### EXERCISE GOAL:
Look through the data and write out every line with the word "konfliktsaker" in it.

Part of a data file:
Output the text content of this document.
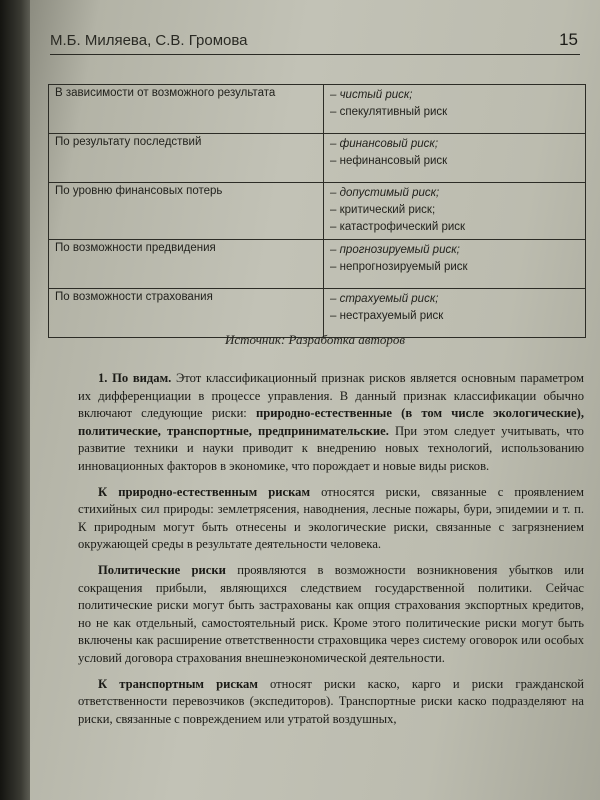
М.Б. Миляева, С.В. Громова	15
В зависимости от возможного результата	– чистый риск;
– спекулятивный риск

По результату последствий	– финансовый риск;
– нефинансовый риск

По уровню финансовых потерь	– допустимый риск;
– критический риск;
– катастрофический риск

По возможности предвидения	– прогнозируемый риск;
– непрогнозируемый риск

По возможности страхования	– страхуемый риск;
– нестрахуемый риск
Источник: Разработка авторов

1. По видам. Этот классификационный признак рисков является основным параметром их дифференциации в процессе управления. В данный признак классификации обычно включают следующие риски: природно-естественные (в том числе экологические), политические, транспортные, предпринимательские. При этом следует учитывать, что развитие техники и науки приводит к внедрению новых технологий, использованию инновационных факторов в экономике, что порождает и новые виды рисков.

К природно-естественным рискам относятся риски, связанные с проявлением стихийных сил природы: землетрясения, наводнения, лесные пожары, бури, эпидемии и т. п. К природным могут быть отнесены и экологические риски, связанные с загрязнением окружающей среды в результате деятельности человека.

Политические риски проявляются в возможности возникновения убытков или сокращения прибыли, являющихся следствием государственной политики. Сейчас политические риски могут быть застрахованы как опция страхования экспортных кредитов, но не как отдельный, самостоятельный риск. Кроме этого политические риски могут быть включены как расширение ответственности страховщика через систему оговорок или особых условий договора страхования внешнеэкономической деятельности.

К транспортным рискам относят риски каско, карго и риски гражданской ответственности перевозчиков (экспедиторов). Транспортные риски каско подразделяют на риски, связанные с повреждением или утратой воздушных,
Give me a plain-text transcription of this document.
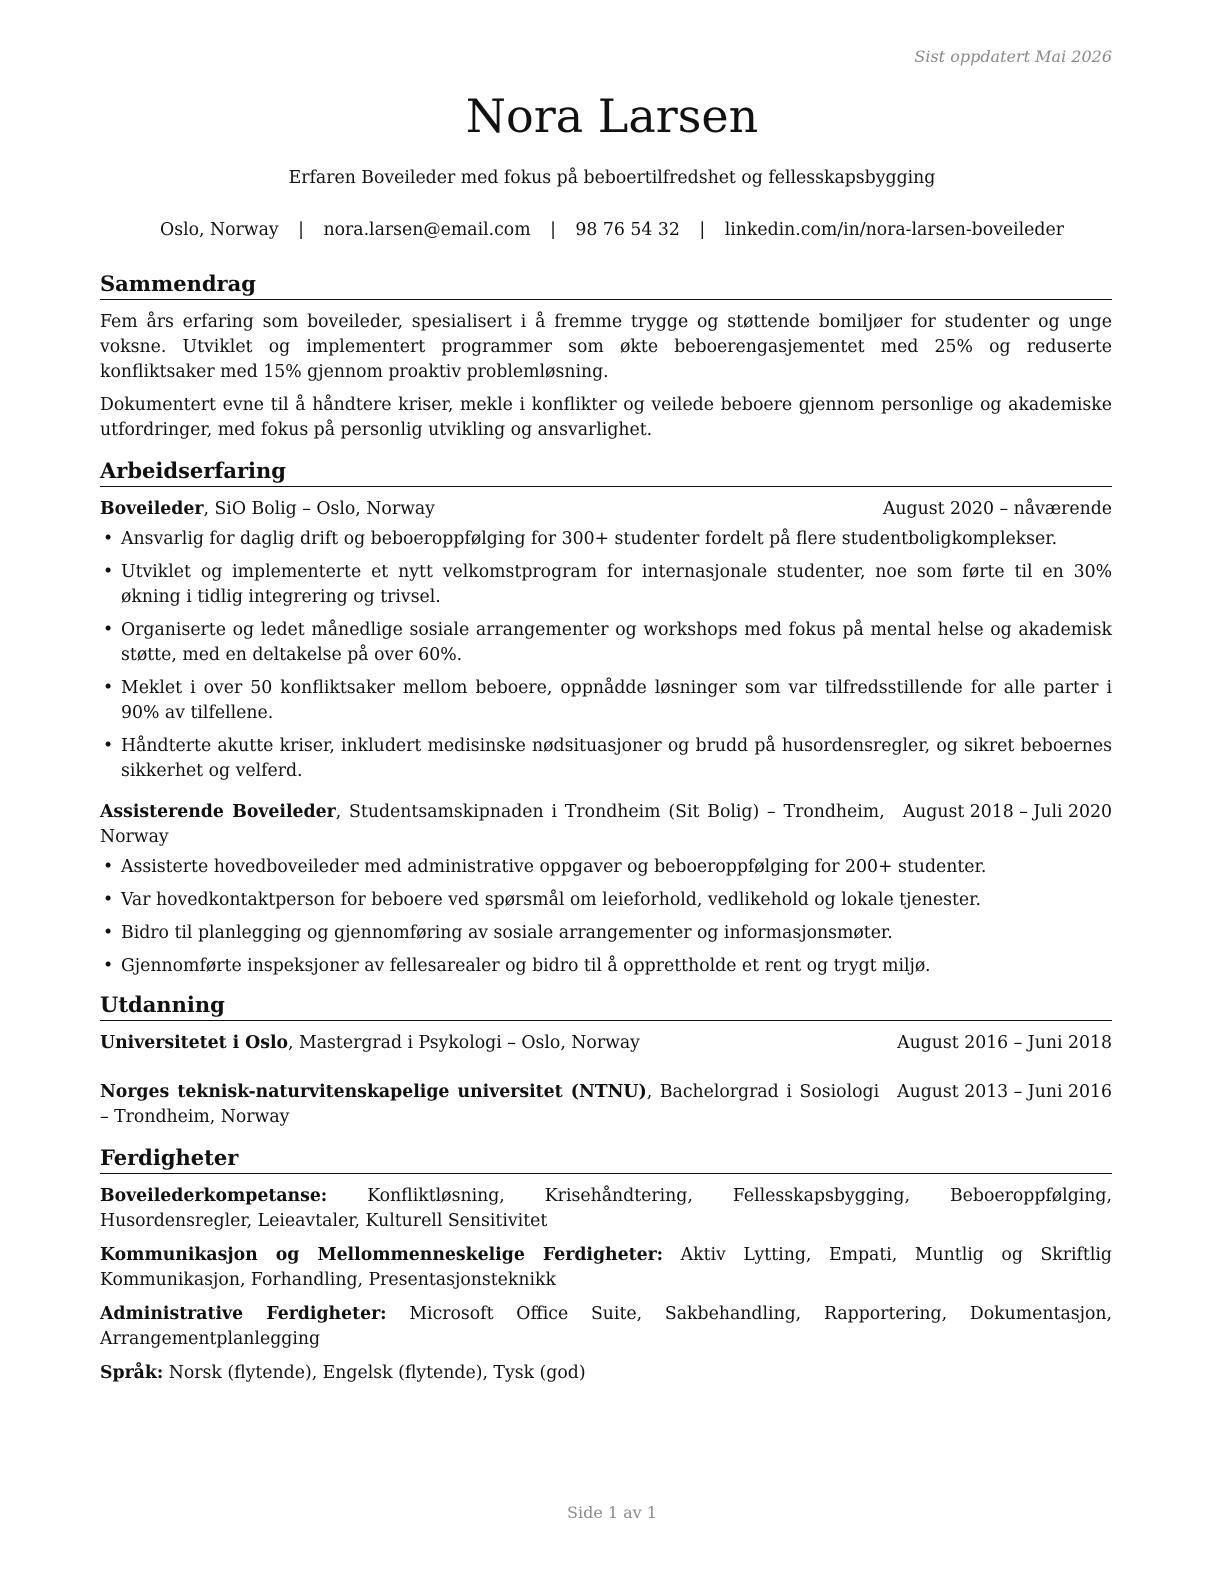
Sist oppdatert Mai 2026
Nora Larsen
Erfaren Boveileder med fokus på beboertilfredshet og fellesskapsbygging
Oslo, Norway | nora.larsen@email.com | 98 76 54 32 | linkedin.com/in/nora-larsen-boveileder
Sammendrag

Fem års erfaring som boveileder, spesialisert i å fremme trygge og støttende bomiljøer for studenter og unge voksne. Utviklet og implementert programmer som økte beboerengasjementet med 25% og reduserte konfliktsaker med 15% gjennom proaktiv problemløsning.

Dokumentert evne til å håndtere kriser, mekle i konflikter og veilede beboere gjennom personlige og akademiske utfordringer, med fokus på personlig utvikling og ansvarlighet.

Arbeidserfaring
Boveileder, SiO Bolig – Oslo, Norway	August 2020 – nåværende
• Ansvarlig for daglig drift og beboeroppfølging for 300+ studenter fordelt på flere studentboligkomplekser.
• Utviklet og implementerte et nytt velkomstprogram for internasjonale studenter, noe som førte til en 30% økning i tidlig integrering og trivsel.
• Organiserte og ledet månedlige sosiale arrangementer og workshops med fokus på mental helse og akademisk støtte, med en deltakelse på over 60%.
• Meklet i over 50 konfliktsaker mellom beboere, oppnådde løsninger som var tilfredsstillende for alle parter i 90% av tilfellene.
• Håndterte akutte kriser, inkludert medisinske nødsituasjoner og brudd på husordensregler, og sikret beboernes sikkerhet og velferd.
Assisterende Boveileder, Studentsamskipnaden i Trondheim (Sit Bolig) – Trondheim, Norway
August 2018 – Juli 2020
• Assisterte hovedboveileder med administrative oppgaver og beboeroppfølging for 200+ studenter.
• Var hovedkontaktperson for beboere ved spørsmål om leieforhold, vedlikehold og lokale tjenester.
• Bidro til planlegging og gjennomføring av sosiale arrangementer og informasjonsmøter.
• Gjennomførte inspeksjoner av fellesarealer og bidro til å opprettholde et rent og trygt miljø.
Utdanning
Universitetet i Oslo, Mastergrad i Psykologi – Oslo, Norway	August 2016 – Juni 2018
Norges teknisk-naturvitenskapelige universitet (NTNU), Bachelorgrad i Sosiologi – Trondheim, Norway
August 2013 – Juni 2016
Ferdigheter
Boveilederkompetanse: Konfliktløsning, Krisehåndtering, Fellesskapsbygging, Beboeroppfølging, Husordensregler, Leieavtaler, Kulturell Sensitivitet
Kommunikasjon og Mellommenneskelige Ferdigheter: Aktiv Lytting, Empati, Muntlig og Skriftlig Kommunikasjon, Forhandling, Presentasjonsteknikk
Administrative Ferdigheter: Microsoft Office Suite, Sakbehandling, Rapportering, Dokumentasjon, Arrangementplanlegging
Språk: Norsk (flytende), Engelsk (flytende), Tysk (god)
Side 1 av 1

### EXERCISE OUTPUT:
Fem års erfaring som boveileder, spesialisert i å fremme trygge og støttende bomiljøer for studenter og unge voksne. Utviklet og implementert programmer som økte beboerengasjementet med 25% og reduserte konfliktsaker med 15% gjennom proaktiv problemløsning.
• Meklet i over 50 konfliktsaker mellom beboere, oppnådde løsninger som var tilfredsstillende for alle parter i 90% av tilfellene.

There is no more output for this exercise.